▶ _PROVIDED DATA_
- - - - - - -
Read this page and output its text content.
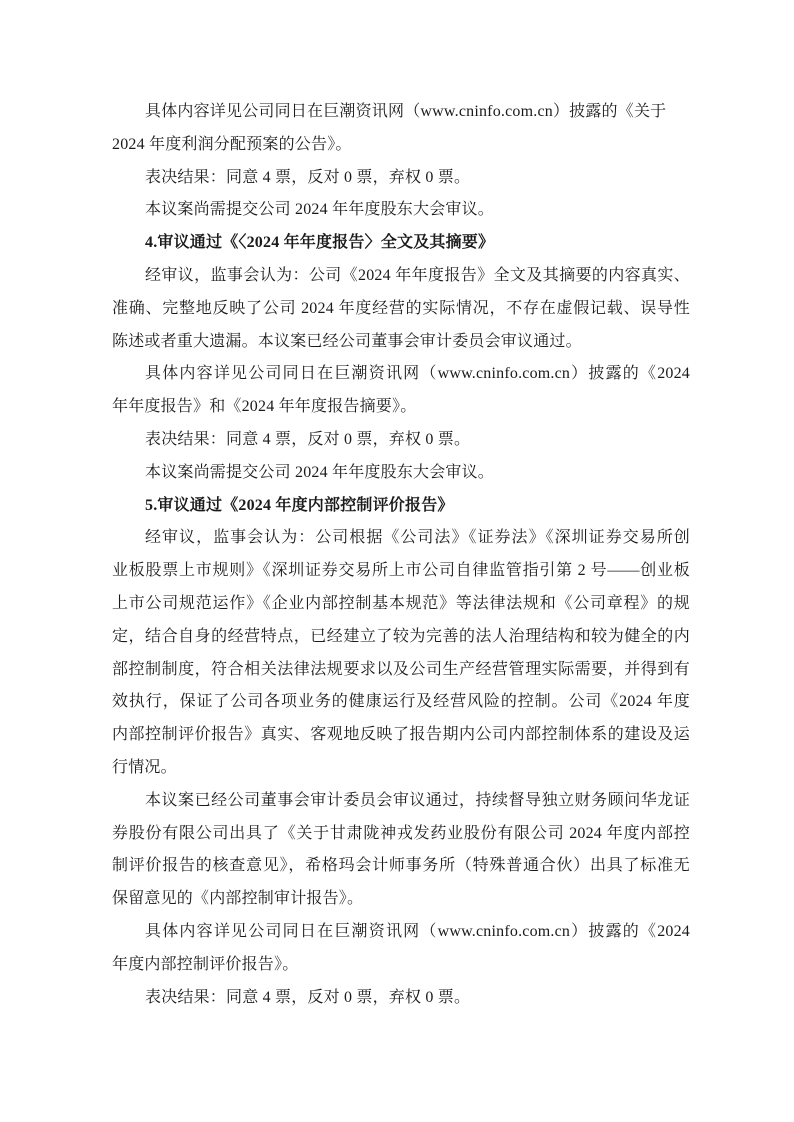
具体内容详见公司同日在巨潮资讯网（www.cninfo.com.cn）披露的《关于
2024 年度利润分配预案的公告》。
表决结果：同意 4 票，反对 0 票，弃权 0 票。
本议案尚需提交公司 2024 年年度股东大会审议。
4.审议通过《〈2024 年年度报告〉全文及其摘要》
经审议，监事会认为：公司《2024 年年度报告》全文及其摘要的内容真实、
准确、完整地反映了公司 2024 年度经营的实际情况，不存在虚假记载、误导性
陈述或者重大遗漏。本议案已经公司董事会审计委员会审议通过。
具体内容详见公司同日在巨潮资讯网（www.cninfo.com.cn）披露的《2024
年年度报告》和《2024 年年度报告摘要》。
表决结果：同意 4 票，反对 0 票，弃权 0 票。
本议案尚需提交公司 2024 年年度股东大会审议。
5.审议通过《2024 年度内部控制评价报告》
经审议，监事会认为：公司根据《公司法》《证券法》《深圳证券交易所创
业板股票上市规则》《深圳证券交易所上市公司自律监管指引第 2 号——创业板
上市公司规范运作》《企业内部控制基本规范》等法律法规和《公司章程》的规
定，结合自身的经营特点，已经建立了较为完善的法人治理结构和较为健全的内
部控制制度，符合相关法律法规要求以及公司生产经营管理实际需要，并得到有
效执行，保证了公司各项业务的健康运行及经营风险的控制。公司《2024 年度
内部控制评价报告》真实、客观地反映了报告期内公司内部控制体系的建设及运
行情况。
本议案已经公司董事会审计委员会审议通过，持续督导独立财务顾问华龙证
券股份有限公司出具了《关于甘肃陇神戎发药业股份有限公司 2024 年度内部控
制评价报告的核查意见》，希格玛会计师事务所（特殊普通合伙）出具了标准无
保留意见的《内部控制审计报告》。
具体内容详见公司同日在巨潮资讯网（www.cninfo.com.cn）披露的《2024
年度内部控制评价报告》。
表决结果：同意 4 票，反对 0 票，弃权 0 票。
- - - - - - -
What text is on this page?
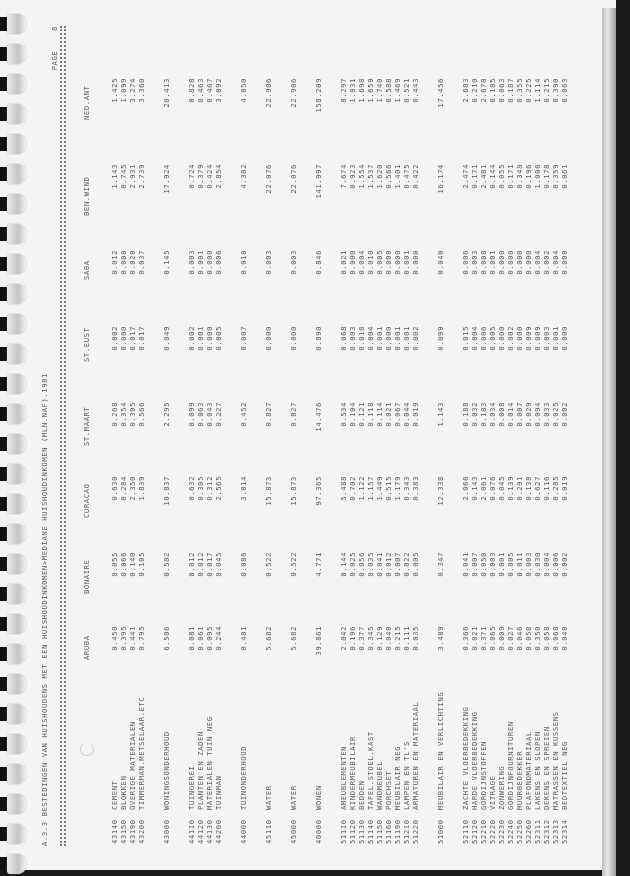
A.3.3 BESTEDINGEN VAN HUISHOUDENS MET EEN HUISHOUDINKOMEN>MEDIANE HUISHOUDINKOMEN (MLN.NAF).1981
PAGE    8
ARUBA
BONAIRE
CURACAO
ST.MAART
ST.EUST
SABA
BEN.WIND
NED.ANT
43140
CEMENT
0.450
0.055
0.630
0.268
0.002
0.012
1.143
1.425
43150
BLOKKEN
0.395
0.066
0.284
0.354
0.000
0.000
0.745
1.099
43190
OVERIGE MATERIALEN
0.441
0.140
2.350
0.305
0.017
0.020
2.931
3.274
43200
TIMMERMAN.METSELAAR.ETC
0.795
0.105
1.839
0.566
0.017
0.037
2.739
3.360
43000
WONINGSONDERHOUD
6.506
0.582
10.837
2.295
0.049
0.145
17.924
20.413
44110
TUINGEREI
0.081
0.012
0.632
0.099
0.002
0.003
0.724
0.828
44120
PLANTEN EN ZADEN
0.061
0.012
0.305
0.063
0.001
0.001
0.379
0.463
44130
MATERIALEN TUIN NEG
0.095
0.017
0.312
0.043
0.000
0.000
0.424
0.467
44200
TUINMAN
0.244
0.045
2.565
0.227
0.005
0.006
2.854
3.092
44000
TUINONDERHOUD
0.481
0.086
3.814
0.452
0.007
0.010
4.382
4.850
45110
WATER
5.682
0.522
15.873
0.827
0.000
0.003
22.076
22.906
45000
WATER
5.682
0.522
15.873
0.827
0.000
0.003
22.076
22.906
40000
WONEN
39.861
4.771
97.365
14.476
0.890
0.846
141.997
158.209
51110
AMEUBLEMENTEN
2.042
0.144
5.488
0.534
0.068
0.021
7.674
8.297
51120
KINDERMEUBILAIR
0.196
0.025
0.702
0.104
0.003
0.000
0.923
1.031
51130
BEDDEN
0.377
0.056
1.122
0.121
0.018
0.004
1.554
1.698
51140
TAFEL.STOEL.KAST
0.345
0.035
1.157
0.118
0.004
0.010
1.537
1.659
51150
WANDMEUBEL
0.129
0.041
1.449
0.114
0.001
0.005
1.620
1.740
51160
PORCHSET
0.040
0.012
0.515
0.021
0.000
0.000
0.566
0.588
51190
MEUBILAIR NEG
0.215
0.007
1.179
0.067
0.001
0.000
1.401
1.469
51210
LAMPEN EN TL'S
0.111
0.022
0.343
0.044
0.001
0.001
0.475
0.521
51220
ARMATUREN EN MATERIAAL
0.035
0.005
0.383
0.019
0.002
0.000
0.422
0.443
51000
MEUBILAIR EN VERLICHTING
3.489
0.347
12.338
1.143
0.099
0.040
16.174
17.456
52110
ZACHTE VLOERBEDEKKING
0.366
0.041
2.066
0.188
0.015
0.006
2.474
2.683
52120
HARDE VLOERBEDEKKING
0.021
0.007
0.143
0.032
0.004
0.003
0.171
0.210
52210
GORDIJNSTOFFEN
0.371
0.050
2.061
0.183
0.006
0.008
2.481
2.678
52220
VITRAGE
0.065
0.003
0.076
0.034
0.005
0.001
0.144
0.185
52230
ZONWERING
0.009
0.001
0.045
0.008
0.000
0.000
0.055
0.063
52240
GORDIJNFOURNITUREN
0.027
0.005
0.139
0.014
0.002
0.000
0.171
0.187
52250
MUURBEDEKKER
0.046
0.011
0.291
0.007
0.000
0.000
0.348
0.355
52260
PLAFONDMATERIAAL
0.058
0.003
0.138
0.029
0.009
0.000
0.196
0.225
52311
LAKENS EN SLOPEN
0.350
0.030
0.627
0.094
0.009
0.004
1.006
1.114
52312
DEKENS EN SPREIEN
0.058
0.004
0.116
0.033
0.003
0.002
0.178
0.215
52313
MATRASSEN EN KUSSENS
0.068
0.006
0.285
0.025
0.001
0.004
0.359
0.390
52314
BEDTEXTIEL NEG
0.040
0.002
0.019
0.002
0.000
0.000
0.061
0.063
- - - - - - -
▶ _INSTRUCTIONS TO FOLLOW_
Take every line from the data above that holds "this" and copy it out.

▶ _WRITTEN RESPONSE_
Read this page and output its text content.
What text is on this page?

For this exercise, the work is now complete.